• **STATED TASK**
Copy out each line of the material below that holds the string "Class".

• **EXTRACTED ENTRIES**
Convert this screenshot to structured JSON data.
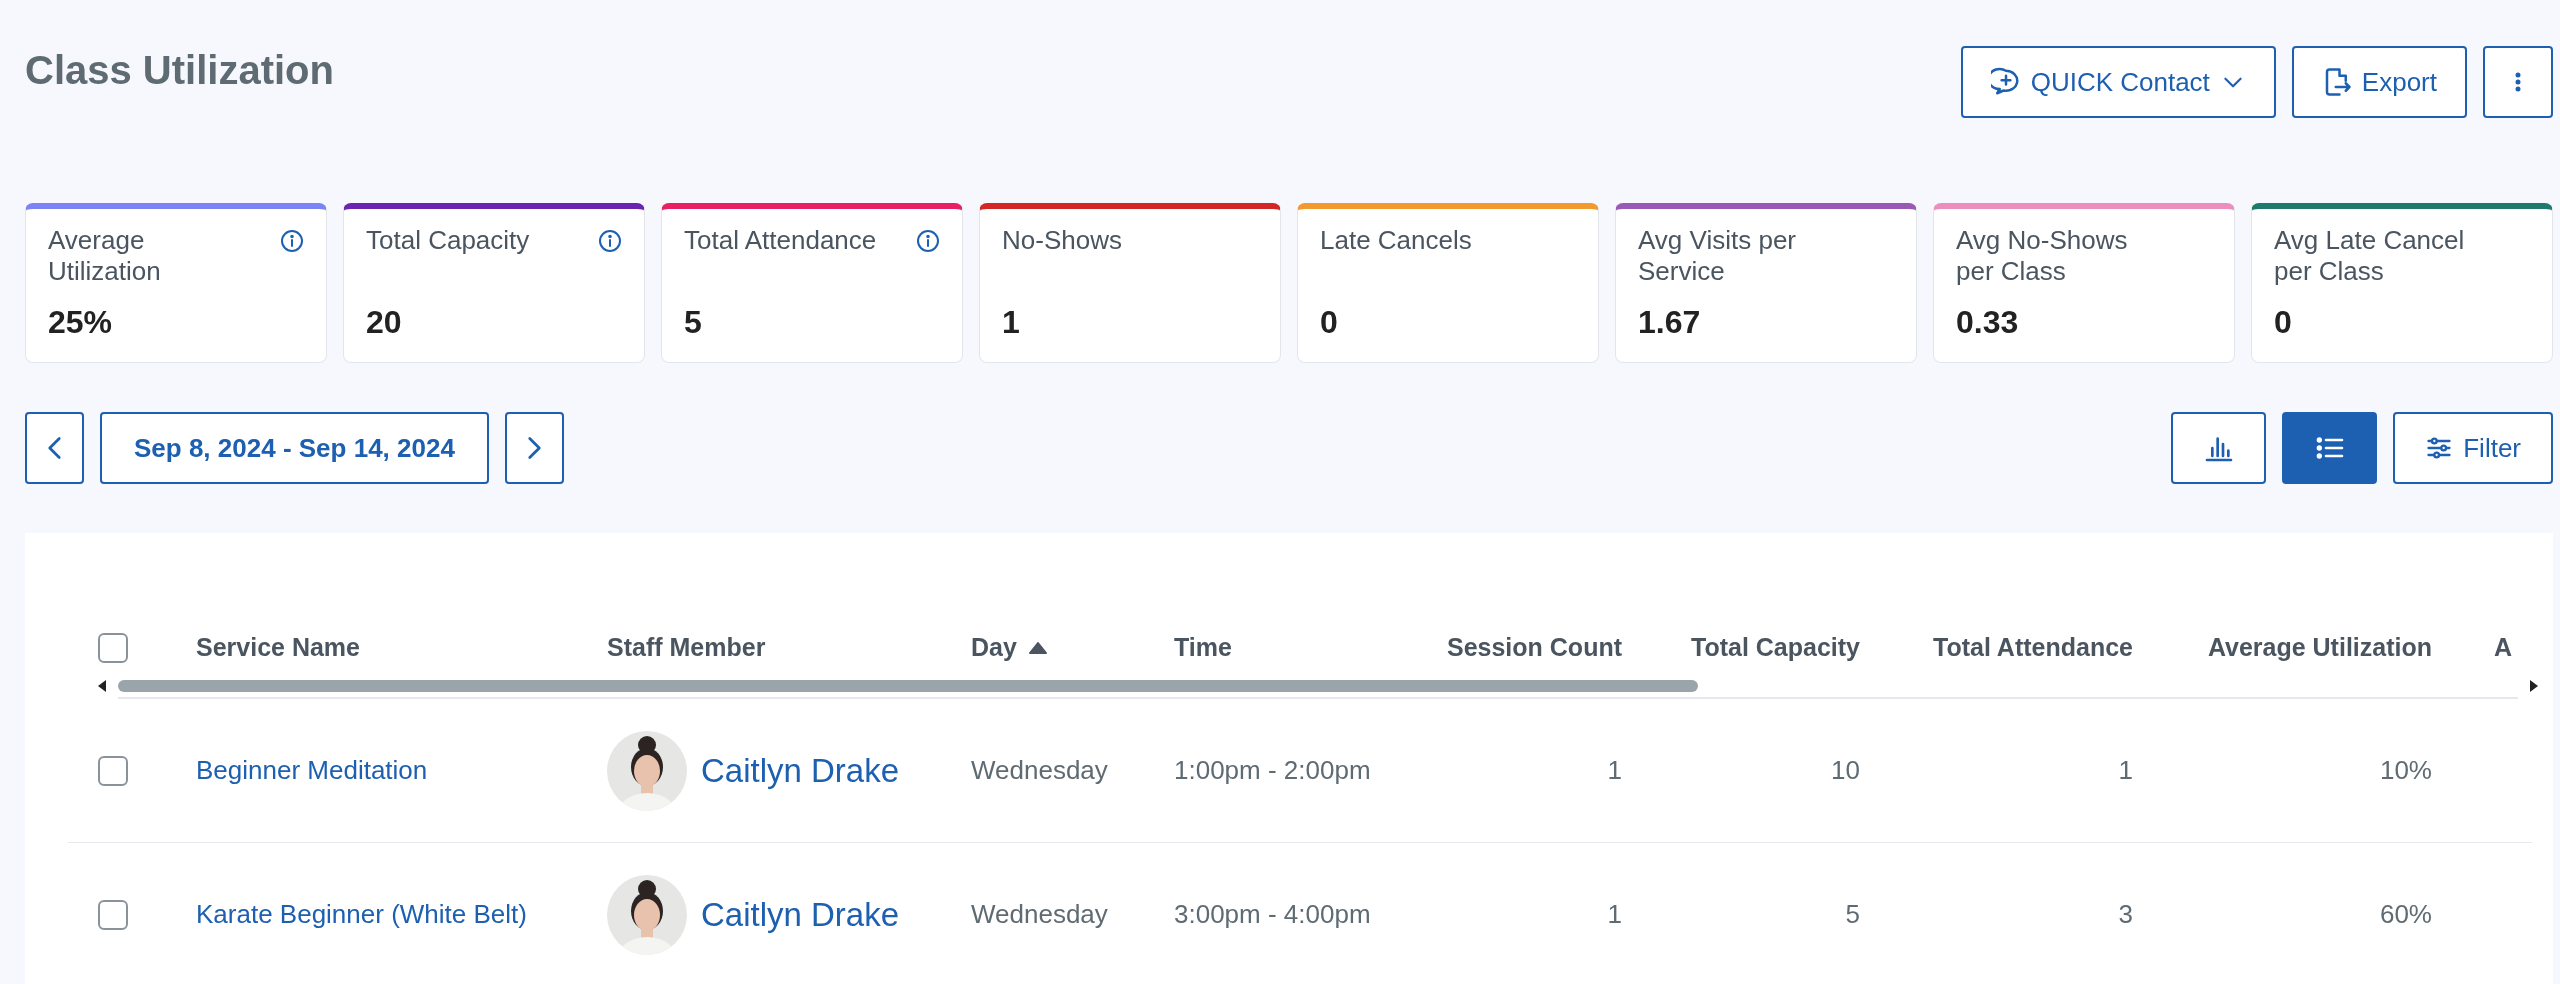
{
  "page": {
    "title": "Class Utilization"
  },
  "header_buttons": [
    {
      "kind": "contact",
      "label": "QUICK Contact"
    },
    {
      "kind": "export",
      "label": "Export"
    },
    {
      "kind": "more"
    }
  ],
  "stats": [
    {
      "label": "Average Utilization",
      "value": "25%",
      "info": true,
      "color": "#7b83f5"
    },
    {
      "label": "Total Capacity",
      "value": "20",
      "info": true,
      "color": "#6a24b0"
    },
    {
      "label": "Total Attendance",
      "value": "5",
      "info": true,
      "color": "#e91e63"
    },
    {
      "label": "No-Shows",
      "value": "1",
      "info": false,
      "color": "#d32626"
    },
    {
      "label": "Late Cancels",
      "value": "0",
      "info": false,
      "color": "#f39a2e"
    },
    {
      "label": "Avg Visits per Service",
      "value": "1.67",
      "info": false,
      "color": "#9b59b6"
    },
    {
      "label": "Avg No-Shows per Class",
      "value": "0.33",
      "info": false,
      "color": "#ec8fbf"
    },
    {
      "label": "Avg Late Cancel per Class",
      "value": "0",
      "info": false,
      "color": "#1f7a6e"
    }
  ],
  "date_range": {
    "label": "Sep 8, 2024 - Sep 14, 2024"
  },
  "view_toggle": [
    {
      "kind": "chart",
      "selected": false
    },
    {
      "kind": "list",
      "selected": true
    }
  ],
  "filter_button": {
    "label": "Filter"
  },
  "table": {
    "select_all": {
      "checked": false
    },
    "columns": [
      {
        "label": "Service Name",
        "kind": "text",
        "sorted": false
      },
      {
        "label": "Staff Member",
        "kind": "text",
        "sorted": false
      },
      {
        "label": "Day",
        "kind": "text",
        "sorted": true
      },
      {
        "label": "Time",
        "kind": "text",
        "sorted": false
      },
      {
        "label": "Session Count",
        "kind": "number",
        "sorted": false
      },
      {
        "label": "Total Capacity",
        "kind": "number",
        "sorted": false
      },
      {
        "label": "Total Attendance",
        "kind": "number",
        "sorted": false
      },
      {
        "label": "Average Utilization",
        "kind": "number",
        "sorted": false
      },
      {
        "label": "A",
        "kind": "text",
        "sorted": false
      }
    ],
    "rows": [
      {
        "checked": false,
        "cells": [
          "Beginner Meditation",
          "Caitlyn Drake",
          "Wednesday",
          "1:00pm - 2:00pm",
          "1",
          "10",
          "1",
          "10%"
        ]
      },
      {
        "checked": false,
        "cells": [
          "Karate Beginner (White Belt)",
          "Caitlyn Drake",
          "Wednesday",
          "3:00pm - 4:00pm",
          "1",
          "5",
          "3",
          "60%"
        ]
      }
    ]
  }
}
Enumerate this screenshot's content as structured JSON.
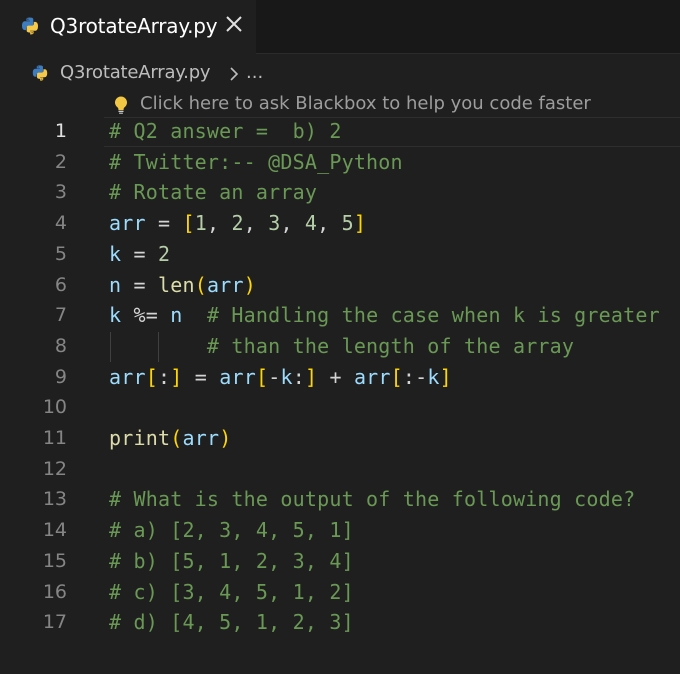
{
  "tab": {
    "label": "Q3rotateArray.py"
  },
  "breadcrumb": {
    "file": "Q3rotateArray.py",
    "more": "..."
  },
  "hint": {
    "text": "Click here to ask Blackbox to help you code faster"
  },
  "icons": {
    "file_icon": "python-icon",
    "close_icon": "close-icon",
    "chevron": "chevron-right-icon",
    "hint_icon": "lightbulb-icon"
  },
  "colors": {
    "comment": "#6a9955",
    "variable": "#9cdcfe",
    "number": "#b5cea8",
    "function": "#dcdcaa",
    "bracket": "#ffd700",
    "python_blue": "#3e7cc0",
    "python_yellow": "#f7c948",
    "bulb": "#f2c744"
  },
  "editor": {
    "active_line": 1,
    "lines": [
      {
        "num": "1",
        "tokens": [
          {
            "t": "# Q2 answer =  b) 2",
            "c": "com"
          }
        ]
      },
      {
        "num": "2",
        "tokens": [
          {
            "t": "# Twitter:-- @DSA_Python",
            "c": "com"
          }
        ]
      },
      {
        "num": "3",
        "tokens": [
          {
            "t": "# Rotate an array",
            "c": "com"
          }
        ]
      },
      {
        "num": "4",
        "tokens": [
          {
            "t": "arr",
            "c": "var"
          },
          {
            "t": " = ",
            "c": "op"
          },
          {
            "t": "[",
            "c": "br1"
          },
          {
            "t": "1",
            "c": "num"
          },
          {
            "t": ", ",
            "c": "op"
          },
          {
            "t": "2",
            "c": "num"
          },
          {
            "t": ", ",
            "c": "op"
          },
          {
            "t": "3",
            "c": "num"
          },
          {
            "t": ", ",
            "c": "op"
          },
          {
            "t": "4",
            "c": "num"
          },
          {
            "t": ", ",
            "c": "op"
          },
          {
            "t": "5",
            "c": "num"
          },
          {
            "t": "]",
            "c": "br1"
          }
        ]
      },
      {
        "num": "5",
        "tokens": [
          {
            "t": "k",
            "c": "var"
          },
          {
            "t": " = ",
            "c": "op"
          },
          {
            "t": "2",
            "c": "num"
          }
        ]
      },
      {
        "num": "6",
        "tokens": [
          {
            "t": "n",
            "c": "var"
          },
          {
            "t": " = ",
            "c": "op"
          },
          {
            "t": "len",
            "c": "fn"
          },
          {
            "t": "(",
            "c": "br1"
          },
          {
            "t": "arr",
            "c": "var"
          },
          {
            "t": ")",
            "c": "br1"
          }
        ]
      },
      {
        "num": "7",
        "tokens": [
          {
            "t": "k",
            "c": "var"
          },
          {
            "t": " %= ",
            "c": "op"
          },
          {
            "t": "n",
            "c": "var"
          },
          {
            "t": "  # Handling the case when k is greater",
            "c": "com"
          }
        ]
      },
      {
        "num": "8",
        "tokens": [
          {
            "t": "        # than the length of the array",
            "c": "com"
          }
        ],
        "guides": true
      },
      {
        "num": "9",
        "tokens": [
          {
            "t": "arr",
            "c": "var"
          },
          {
            "t": "[",
            "c": "br1"
          },
          {
            "t": ":",
            "c": "op"
          },
          {
            "t": "]",
            "c": "br1"
          },
          {
            "t": " = ",
            "c": "op"
          },
          {
            "t": "arr",
            "c": "var"
          },
          {
            "t": "[",
            "c": "br1"
          },
          {
            "t": "-",
            "c": "op"
          },
          {
            "t": "k",
            "c": "var"
          },
          {
            "t": ":",
            "c": "op"
          },
          {
            "t": "]",
            "c": "br1"
          },
          {
            "t": " + ",
            "c": "op"
          },
          {
            "t": "arr",
            "c": "var"
          },
          {
            "t": "[",
            "c": "br1"
          },
          {
            "t": ":-",
            "c": "op"
          },
          {
            "t": "k",
            "c": "var"
          },
          {
            "t": "]",
            "c": "br1"
          }
        ]
      },
      {
        "num": "10",
        "tokens": []
      },
      {
        "num": "11",
        "tokens": [
          {
            "t": "print",
            "c": "fn"
          },
          {
            "t": "(",
            "c": "br1"
          },
          {
            "t": "arr",
            "c": "var"
          },
          {
            "t": ")",
            "c": "br1"
          }
        ]
      },
      {
        "num": "12",
        "tokens": []
      },
      {
        "num": "13",
        "tokens": [
          {
            "t": "# What is the output of the following code?",
            "c": "com"
          }
        ]
      },
      {
        "num": "14",
        "tokens": [
          {
            "t": "# a) [2, 3, 4, 5, 1]",
            "c": "com"
          }
        ]
      },
      {
        "num": "15",
        "tokens": [
          {
            "t": "# b) [5, 1, 2, 3, 4]",
            "c": "com"
          }
        ]
      },
      {
        "num": "16",
        "tokens": [
          {
            "t": "# c) [3, 4, 5, 1, 2]",
            "c": "com"
          }
        ]
      },
      {
        "num": "17",
        "tokens": [
          {
            "t": "# d) [4, 5, 1, 2, 3]",
            "c": "com"
          }
        ]
      }
    ]
  }
}
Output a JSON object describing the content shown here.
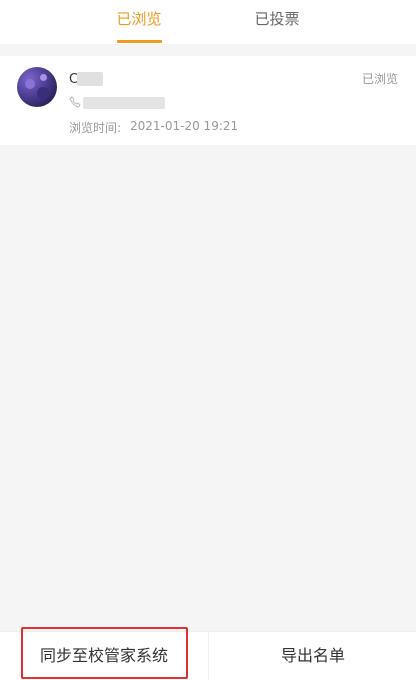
{
  "tabs": [
    {
      "label": "已浏览",
      "active": true
    },
    {
      "label": "已投票",
      "active": false
    }
  ],
  "record": {
    "name_initial": "C",
    "status": "已浏览",
    "browse_label": "浏览时间:",
    "browse_time": "2021-01-20 19:21"
  },
  "bottom": {
    "sync_label": "同步至校管家系统",
    "export_label": "导出名单"
  },
  "colors": {
    "accent": "#f0981f",
    "highlight": "#e03030"
  }
}
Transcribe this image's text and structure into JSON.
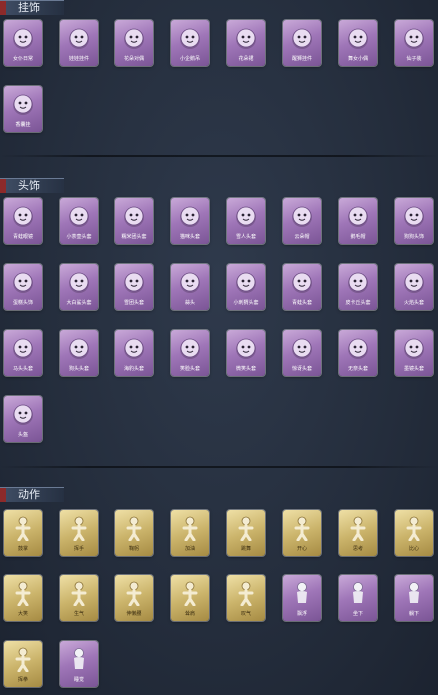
{
  "sections": [
    {
      "id": "pendant",
      "title": "挂饰",
      "items": [
        {
          "label": "女仆日常",
          "icon": "doll-icon",
          "tone": "purple"
        },
        {
          "label": "娃娃挂件",
          "icon": "girl-doll-icon",
          "tone": "purple"
        },
        {
          "label": "花朵对偶",
          "icon": "flower-doll-icon",
          "tone": "purple"
        },
        {
          "label": "小企鹅吊",
          "icon": "penguin-icon",
          "tone": "purple"
        },
        {
          "label": "花朵裙",
          "icon": "flower-dress-icon",
          "tone": "purple"
        },
        {
          "label": "醒狮挂件",
          "icon": "lion-icon",
          "tone": "purple"
        },
        {
          "label": "舞女小偶",
          "icon": "dancer-icon",
          "tone": "purple"
        },
        {
          "label": "仙子装",
          "icon": "fairy-icon",
          "tone": "purple"
        },
        {
          "label": "香囊挂",
          "icon": "sachet-icon",
          "tone": "purple"
        }
      ]
    },
    {
      "id": "headwear",
      "title": "头饰",
      "items": [
        {
          "label": "青蛙眼镜",
          "icon": "frog-icon",
          "tone": "purple"
        },
        {
          "label": "小茶壶头套",
          "icon": "teapot-icon",
          "tone": "purple"
        },
        {
          "label": "糯米团头套",
          "icon": "rice-ball-icon",
          "tone": "purple"
        },
        {
          "label": "猫咪头套",
          "icon": "cat-head-icon",
          "tone": "purple"
        },
        {
          "label": "雪人头套",
          "icon": "snowman-icon",
          "tone": "purple"
        },
        {
          "label": "云朵帽",
          "icon": "cloud-icon",
          "tone": "purple"
        },
        {
          "label": "鹅毛帽",
          "icon": "bird-icon",
          "tone": "purple"
        },
        {
          "label": "狗狗头饰",
          "icon": "dog-head-icon",
          "tone": "purple"
        },
        {
          "label": "蛋糕头饰",
          "icon": "cake-icon",
          "tone": "purple"
        },
        {
          "label": "大白鲨头套",
          "icon": "shark-icon",
          "tone": "purple"
        },
        {
          "label": "雪团头套",
          "icon": "snowball-icon",
          "tone": "purple"
        },
        {
          "label": "蒜头",
          "icon": "garlic-icon",
          "tone": "purple"
        },
        {
          "label": "小刺猬头套",
          "icon": "hedgehog-icon",
          "tone": "purple"
        },
        {
          "label": "青蛙头套",
          "icon": "green-frog-icon",
          "tone": "purple"
        },
        {
          "label": "皮卡丘头套",
          "icon": "pikachu-icon",
          "tone": "purple"
        },
        {
          "label": "火焰头套",
          "icon": "fire-icon",
          "tone": "purple"
        },
        {
          "label": "马头头套",
          "icon": "horse-icon",
          "tone": "purple"
        },
        {
          "label": "狗头头套",
          "icon": "doberman-icon",
          "tone": "purple"
        },
        {
          "label": "海豹头套",
          "icon": "seal-icon",
          "tone": "purple"
        },
        {
          "label": "笑脸头套",
          "icon": "grin-icon",
          "tone": "purple"
        },
        {
          "label": "微笑头套",
          "icon": "smile-icon",
          "tone": "purple"
        },
        {
          "label": "惊讶头套",
          "icon": "surprise-icon",
          "tone": "purple"
        },
        {
          "label": "无奈头套",
          "icon": "meh-icon",
          "tone": "purple"
        },
        {
          "label": "墨镜头套",
          "icon": "sunglasses-icon",
          "tone": "purple"
        },
        {
          "label": "头盔",
          "icon": "helmet-icon",
          "tone": "purple"
        }
      ]
    },
    {
      "id": "action",
      "title": "动作",
      "items": [
        {
          "label": "鼓掌",
          "icon": "pose-icon",
          "tone": "gold"
        },
        {
          "label": "挥手",
          "icon": "pose-icon",
          "tone": "gold"
        },
        {
          "label": "鞠躬",
          "icon": "pose-icon",
          "tone": "gold"
        },
        {
          "label": "加油",
          "icon": "pose-icon",
          "tone": "gold"
        },
        {
          "label": "跳舞",
          "icon": "pose-icon",
          "tone": "gold"
        },
        {
          "label": "开心",
          "icon": "pose-icon",
          "tone": "gold"
        },
        {
          "label": "思考",
          "icon": "pose-icon",
          "tone": "gold"
        },
        {
          "label": "比心",
          "icon": "pose-icon",
          "tone": "gold"
        },
        {
          "label": "大笑",
          "icon": "pose-icon",
          "tone": "gold"
        },
        {
          "label": "生气",
          "icon": "pose-icon",
          "tone": "gold"
        },
        {
          "label": "伸懒腰",
          "icon": "pose-icon",
          "tone": "gold"
        },
        {
          "label": "耸肩",
          "icon": "pose-icon",
          "tone": "gold"
        },
        {
          "label": "叹气",
          "icon": "pose-icon",
          "tone": "gold"
        },
        {
          "label": "飘浮",
          "icon": "ghost-pose-icon",
          "tone": "purple"
        },
        {
          "label": "坐下",
          "icon": "ghost-pose-icon",
          "tone": "purple"
        },
        {
          "label": "躺下",
          "icon": "ghost-pose-icon",
          "tone": "purple"
        },
        {
          "label": "挥拳",
          "icon": "pose-icon",
          "tone": "gold"
        },
        {
          "label": "睡觉",
          "icon": "sleep-pose-icon",
          "tone": "purple"
        }
      ]
    }
  ]
}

• **RESULT OF THIS EXERCISE**
    "title": "Class Utilization"
      "label": "Avg No-Shows per Class",
      "label": "Avg Late Cancel per Class",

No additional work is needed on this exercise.